• _Figure collection entries_:
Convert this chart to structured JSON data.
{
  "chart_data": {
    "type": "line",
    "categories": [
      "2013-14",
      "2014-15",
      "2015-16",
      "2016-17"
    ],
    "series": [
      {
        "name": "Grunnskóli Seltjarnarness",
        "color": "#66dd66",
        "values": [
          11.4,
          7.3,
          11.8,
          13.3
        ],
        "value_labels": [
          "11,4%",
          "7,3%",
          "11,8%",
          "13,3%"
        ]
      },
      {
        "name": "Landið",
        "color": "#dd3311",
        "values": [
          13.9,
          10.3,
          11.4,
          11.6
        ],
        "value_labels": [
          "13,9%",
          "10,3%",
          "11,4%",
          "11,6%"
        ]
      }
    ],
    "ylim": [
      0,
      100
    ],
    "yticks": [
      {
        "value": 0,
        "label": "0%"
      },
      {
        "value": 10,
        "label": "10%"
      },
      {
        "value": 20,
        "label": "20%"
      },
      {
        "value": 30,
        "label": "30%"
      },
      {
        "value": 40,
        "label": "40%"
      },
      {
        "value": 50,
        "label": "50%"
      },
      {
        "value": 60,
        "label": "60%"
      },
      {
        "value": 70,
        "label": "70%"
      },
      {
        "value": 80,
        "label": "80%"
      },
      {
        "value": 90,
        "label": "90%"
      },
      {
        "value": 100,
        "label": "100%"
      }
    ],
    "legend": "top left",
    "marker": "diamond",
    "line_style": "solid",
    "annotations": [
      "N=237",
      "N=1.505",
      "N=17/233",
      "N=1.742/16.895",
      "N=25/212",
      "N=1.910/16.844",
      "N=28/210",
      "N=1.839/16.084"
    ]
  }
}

• _Problem to solve_: Show all lines in the entries above where the word "name" appears.

• _Completed exercise_:
        "name": "Grunnskóli Seltjarnarness",
        "name": "Landið",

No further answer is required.